**EXERCISE DETAILS**
Locate each line with the string "their" in the listing below and copy it.

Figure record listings

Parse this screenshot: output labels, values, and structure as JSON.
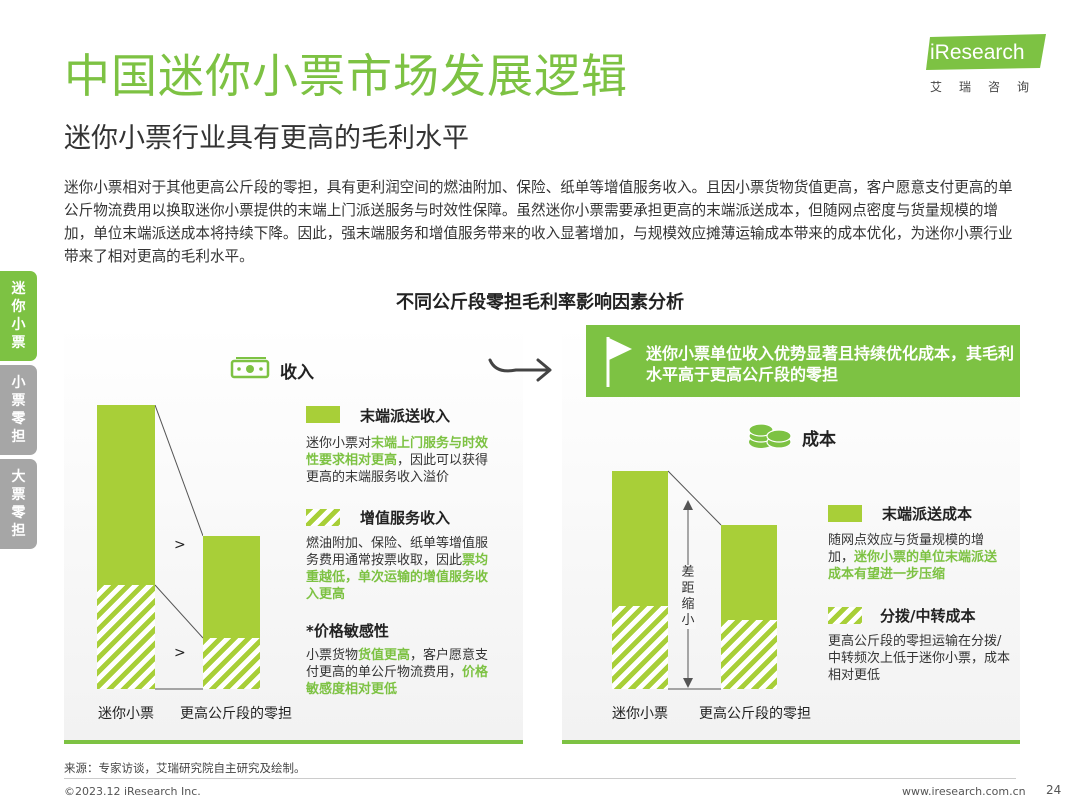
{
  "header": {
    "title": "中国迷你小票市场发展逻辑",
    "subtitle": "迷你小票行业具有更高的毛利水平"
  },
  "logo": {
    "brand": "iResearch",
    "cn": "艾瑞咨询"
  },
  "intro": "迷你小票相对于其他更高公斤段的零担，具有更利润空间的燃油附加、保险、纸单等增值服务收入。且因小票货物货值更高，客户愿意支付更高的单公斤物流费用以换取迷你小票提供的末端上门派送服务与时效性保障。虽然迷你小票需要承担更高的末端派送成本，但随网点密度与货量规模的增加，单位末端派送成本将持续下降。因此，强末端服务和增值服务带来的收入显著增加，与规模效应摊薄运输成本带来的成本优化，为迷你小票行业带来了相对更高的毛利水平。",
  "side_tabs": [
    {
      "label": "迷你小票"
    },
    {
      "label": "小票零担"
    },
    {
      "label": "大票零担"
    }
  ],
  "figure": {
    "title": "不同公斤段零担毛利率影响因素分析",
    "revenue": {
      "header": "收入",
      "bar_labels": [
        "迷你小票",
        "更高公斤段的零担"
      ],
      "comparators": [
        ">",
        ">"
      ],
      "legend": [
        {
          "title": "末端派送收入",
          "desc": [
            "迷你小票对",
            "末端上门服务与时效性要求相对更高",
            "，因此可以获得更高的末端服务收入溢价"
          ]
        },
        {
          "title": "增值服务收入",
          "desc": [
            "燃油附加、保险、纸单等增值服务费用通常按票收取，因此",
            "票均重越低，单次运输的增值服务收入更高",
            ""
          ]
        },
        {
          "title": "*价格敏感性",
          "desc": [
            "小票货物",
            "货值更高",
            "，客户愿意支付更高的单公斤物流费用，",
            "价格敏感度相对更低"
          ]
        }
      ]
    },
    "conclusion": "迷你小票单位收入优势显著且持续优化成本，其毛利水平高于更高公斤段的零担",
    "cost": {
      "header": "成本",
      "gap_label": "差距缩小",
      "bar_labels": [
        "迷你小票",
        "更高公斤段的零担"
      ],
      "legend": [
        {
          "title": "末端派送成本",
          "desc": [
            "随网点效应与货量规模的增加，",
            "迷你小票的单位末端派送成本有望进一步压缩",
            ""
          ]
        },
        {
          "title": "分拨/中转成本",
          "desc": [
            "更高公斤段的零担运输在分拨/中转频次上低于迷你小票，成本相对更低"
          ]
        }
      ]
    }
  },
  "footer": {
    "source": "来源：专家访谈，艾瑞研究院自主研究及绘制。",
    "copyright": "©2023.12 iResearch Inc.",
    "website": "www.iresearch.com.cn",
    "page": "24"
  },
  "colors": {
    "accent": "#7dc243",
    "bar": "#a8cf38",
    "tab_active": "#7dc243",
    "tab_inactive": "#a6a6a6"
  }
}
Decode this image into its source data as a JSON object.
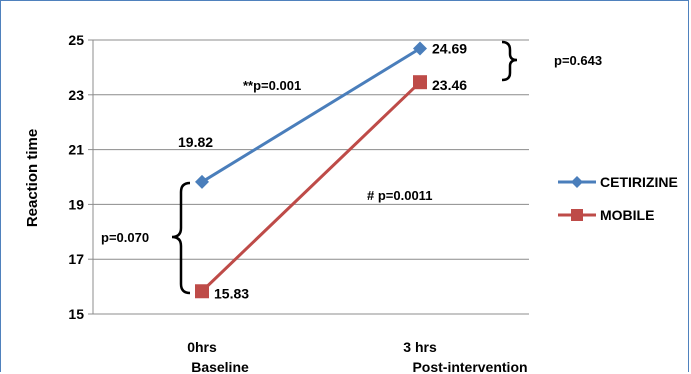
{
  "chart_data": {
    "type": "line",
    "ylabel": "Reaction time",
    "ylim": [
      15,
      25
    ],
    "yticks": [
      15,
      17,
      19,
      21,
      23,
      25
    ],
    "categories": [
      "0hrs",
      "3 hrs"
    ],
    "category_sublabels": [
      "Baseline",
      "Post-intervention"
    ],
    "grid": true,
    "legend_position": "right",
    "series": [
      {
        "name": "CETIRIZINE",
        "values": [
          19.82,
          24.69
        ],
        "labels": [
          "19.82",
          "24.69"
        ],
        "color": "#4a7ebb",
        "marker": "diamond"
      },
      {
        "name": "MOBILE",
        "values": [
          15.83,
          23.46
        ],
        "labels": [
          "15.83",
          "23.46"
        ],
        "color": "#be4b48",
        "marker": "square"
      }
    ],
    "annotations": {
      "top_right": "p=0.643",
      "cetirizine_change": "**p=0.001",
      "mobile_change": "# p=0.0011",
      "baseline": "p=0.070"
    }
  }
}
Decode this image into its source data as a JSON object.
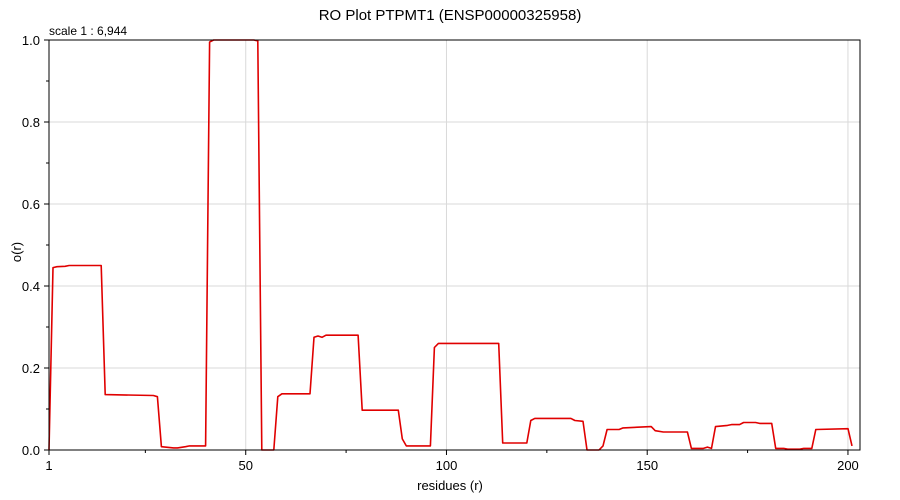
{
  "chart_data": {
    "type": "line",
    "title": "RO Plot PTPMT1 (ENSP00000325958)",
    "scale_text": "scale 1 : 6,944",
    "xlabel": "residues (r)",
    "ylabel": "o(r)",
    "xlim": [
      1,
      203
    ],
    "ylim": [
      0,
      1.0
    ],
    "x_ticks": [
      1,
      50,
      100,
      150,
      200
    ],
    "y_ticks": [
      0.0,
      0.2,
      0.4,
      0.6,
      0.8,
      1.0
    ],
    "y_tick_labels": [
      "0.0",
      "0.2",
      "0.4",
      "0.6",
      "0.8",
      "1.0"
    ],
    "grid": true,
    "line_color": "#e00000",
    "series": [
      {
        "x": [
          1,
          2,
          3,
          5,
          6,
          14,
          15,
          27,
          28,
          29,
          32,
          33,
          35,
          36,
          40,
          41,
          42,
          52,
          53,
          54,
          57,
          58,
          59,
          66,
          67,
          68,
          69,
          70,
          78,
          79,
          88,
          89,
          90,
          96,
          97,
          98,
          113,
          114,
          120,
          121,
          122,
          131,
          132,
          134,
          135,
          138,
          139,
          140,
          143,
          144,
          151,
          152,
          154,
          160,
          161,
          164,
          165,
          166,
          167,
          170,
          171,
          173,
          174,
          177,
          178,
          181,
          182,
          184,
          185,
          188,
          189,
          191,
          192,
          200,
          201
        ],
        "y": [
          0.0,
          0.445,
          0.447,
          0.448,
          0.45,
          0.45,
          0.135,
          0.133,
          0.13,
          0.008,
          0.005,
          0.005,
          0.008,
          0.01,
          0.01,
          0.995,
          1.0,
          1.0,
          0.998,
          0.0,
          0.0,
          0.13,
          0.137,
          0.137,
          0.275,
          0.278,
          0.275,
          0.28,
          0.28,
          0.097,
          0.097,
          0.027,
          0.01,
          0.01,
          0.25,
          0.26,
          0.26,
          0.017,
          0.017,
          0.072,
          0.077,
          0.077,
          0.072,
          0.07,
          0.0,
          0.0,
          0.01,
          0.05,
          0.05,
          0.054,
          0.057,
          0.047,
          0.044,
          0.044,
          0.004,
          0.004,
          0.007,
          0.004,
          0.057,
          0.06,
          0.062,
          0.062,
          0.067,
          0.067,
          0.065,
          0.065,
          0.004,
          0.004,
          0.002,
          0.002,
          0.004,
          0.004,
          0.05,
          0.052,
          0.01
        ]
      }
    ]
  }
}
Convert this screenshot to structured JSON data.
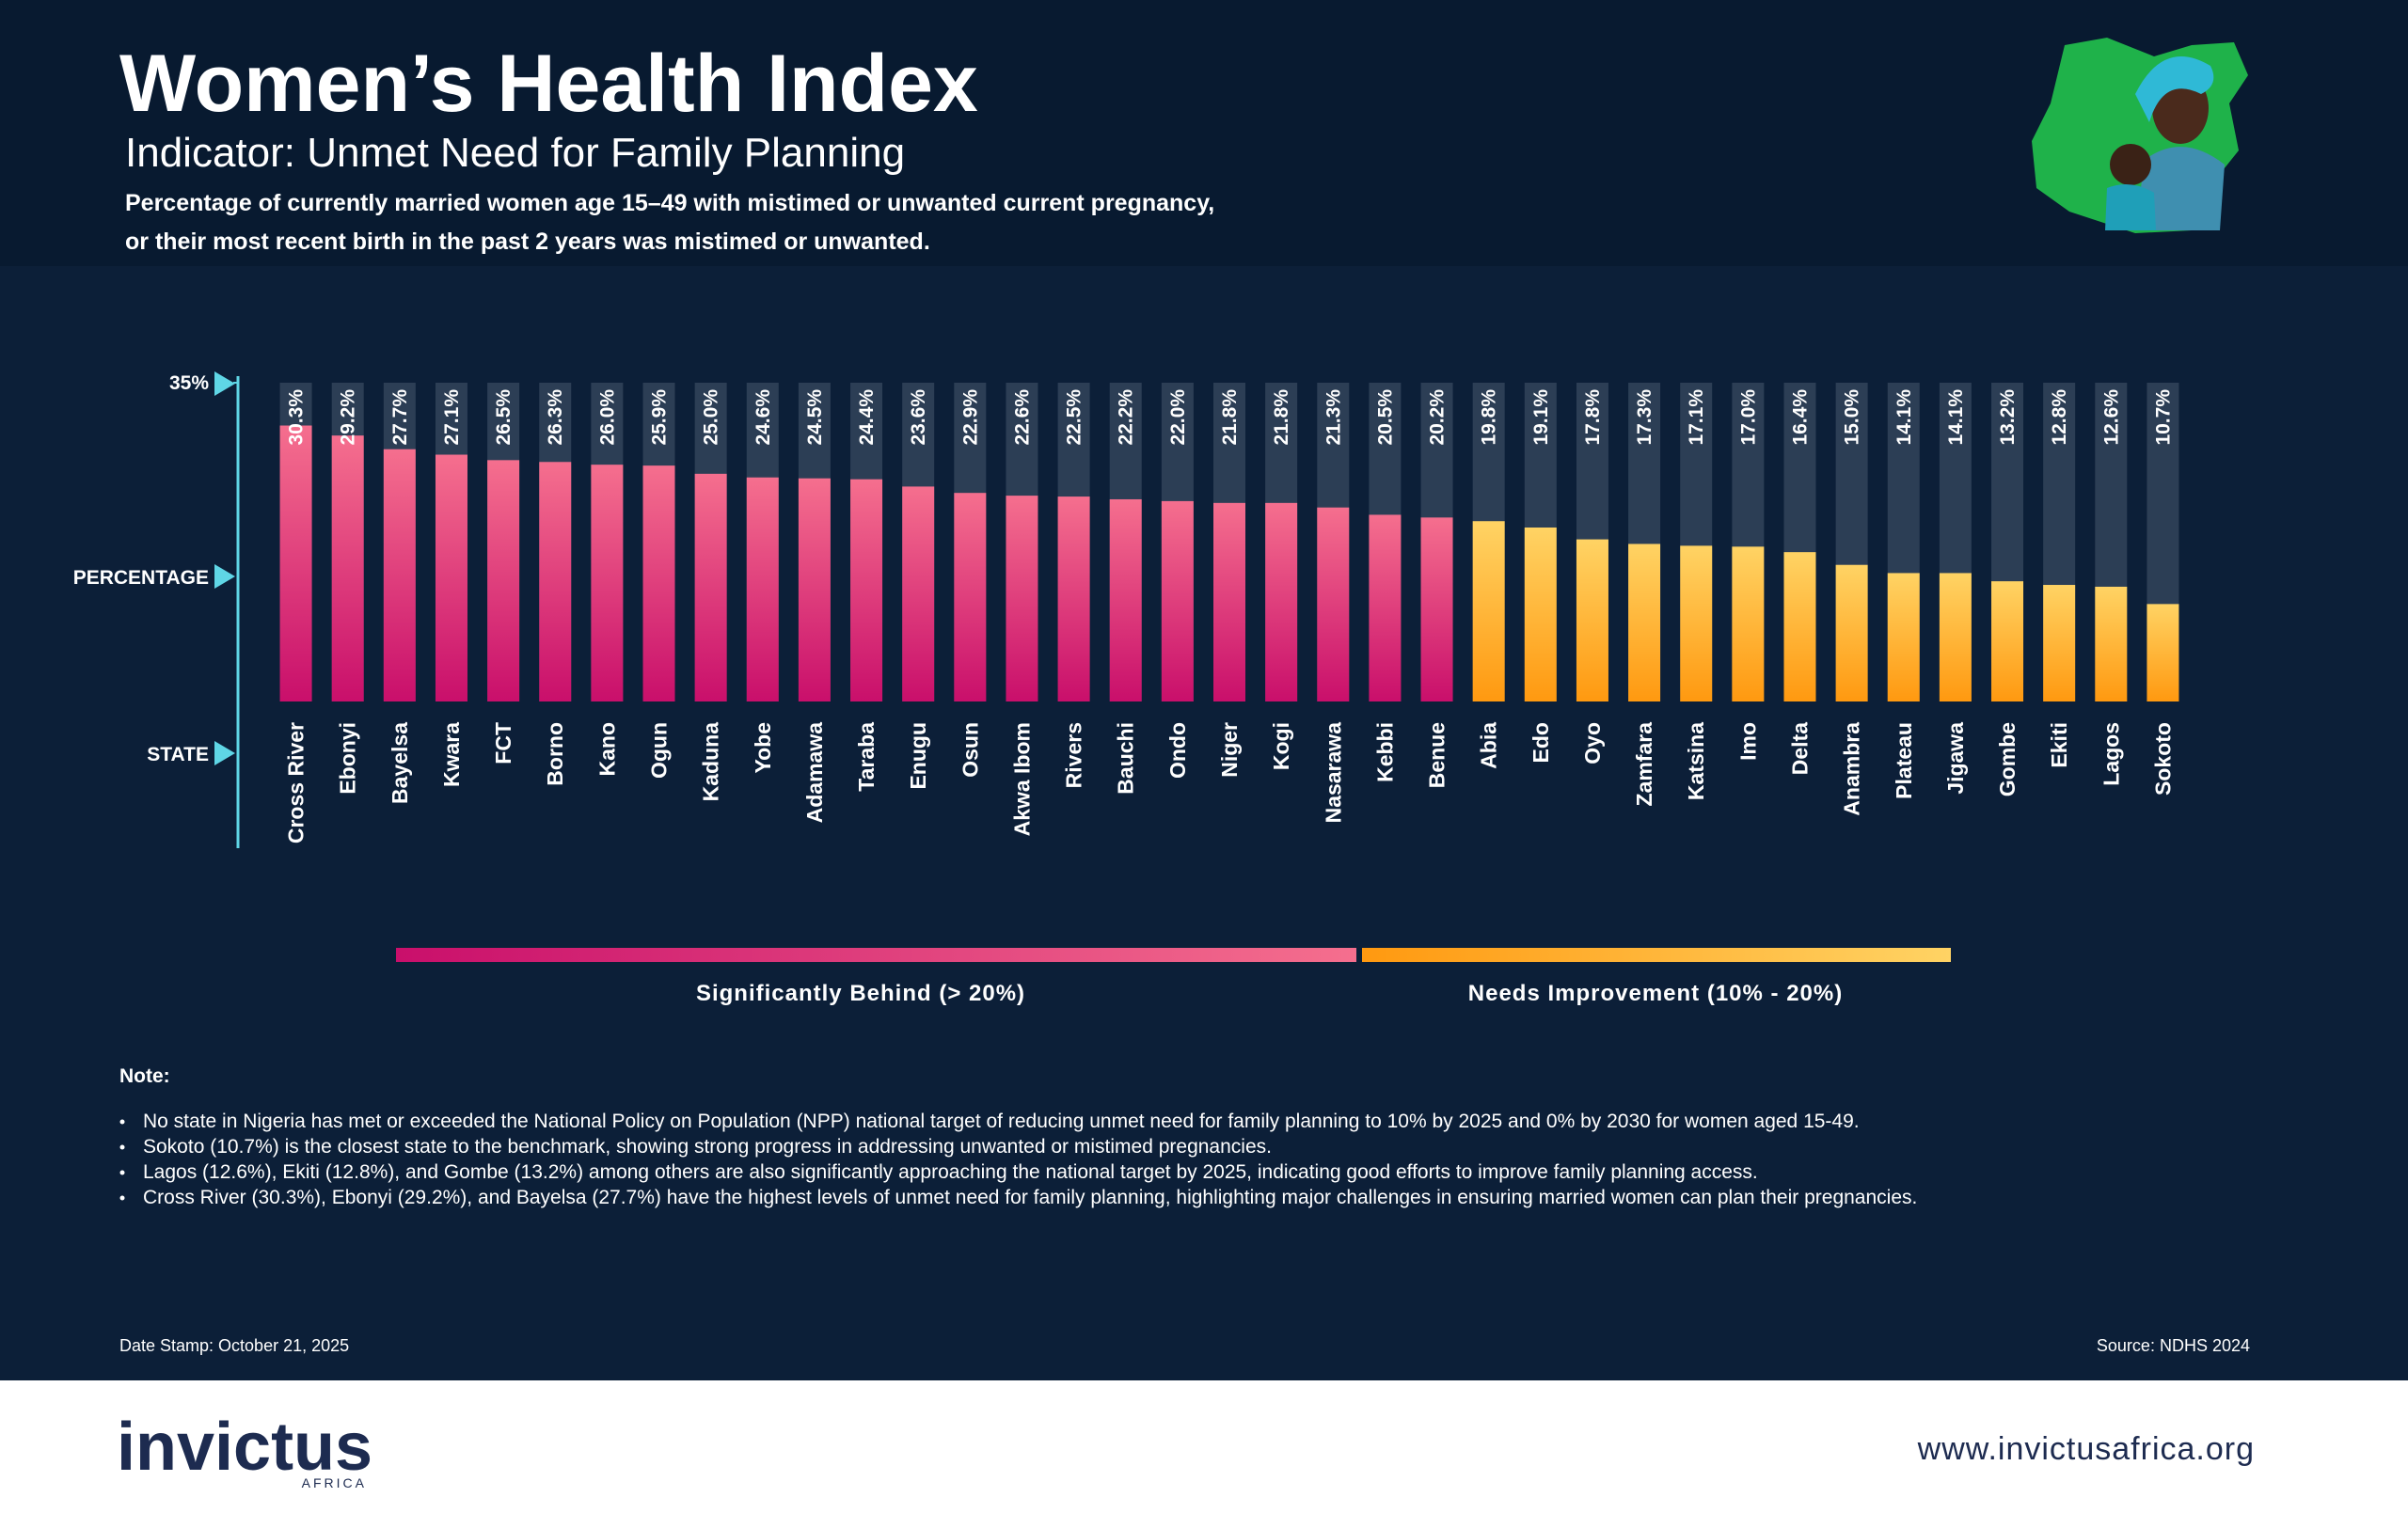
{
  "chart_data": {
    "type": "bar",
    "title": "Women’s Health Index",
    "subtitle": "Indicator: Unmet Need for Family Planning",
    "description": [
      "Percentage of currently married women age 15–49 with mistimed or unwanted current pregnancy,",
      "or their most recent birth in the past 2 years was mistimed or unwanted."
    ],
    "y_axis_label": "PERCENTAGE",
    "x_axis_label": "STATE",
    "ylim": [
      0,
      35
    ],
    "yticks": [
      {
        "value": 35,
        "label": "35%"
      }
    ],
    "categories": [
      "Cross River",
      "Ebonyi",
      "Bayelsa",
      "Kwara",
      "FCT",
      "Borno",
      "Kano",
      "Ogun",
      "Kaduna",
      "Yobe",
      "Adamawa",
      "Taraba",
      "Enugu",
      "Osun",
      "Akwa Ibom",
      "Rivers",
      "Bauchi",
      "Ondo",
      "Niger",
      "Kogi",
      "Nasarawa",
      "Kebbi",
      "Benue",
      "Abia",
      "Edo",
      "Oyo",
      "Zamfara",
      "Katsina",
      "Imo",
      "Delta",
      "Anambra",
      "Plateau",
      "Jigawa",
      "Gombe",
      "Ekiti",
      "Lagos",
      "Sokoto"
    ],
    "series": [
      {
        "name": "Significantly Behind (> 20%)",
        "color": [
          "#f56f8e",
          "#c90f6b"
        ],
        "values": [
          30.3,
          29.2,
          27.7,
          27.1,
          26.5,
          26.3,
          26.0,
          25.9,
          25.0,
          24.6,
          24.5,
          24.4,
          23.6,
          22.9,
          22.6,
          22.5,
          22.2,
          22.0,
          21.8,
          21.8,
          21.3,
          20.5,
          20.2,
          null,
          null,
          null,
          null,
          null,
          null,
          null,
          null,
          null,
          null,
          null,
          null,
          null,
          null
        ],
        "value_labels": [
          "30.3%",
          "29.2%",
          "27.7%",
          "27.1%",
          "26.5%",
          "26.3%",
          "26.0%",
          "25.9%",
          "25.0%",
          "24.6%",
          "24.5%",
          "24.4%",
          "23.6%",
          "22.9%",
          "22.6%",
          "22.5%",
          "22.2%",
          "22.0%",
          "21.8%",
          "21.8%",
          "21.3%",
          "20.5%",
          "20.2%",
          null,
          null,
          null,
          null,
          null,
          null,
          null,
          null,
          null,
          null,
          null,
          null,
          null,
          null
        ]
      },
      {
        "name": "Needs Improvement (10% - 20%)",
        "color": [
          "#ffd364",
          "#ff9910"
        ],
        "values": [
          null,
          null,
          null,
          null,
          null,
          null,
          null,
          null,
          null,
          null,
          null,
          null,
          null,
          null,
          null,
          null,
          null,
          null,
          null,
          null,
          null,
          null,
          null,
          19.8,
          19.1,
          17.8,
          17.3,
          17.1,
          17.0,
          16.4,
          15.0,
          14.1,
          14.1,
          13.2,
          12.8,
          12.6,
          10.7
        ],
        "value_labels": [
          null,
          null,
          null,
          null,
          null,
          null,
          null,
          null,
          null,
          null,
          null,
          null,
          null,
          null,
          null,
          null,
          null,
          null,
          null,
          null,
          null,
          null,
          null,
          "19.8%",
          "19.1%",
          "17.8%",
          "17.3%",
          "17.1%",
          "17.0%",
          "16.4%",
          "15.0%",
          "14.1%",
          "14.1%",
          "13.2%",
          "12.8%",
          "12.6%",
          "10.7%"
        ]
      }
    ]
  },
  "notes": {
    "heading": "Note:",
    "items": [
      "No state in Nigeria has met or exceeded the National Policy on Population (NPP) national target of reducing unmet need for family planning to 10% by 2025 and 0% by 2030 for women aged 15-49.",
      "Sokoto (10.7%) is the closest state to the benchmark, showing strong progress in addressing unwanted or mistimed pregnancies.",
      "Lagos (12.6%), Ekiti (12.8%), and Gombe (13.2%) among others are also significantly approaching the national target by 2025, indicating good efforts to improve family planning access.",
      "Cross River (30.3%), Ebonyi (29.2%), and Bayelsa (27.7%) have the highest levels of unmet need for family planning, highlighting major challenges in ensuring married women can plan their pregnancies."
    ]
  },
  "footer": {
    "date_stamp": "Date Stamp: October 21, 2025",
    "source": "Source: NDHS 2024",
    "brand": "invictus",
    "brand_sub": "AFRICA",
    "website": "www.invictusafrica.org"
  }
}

**FULL SOLUTION**
      "or their most recent birth in the past 2 years was mistimed or unwanted."
      "Cross River (30.3%), Ebonyi (29.2%), and Bayelsa (27.7%) have the highest levels of unmet need for family planning, highlighting major challenges in ensuring married women can plan their pregnancies."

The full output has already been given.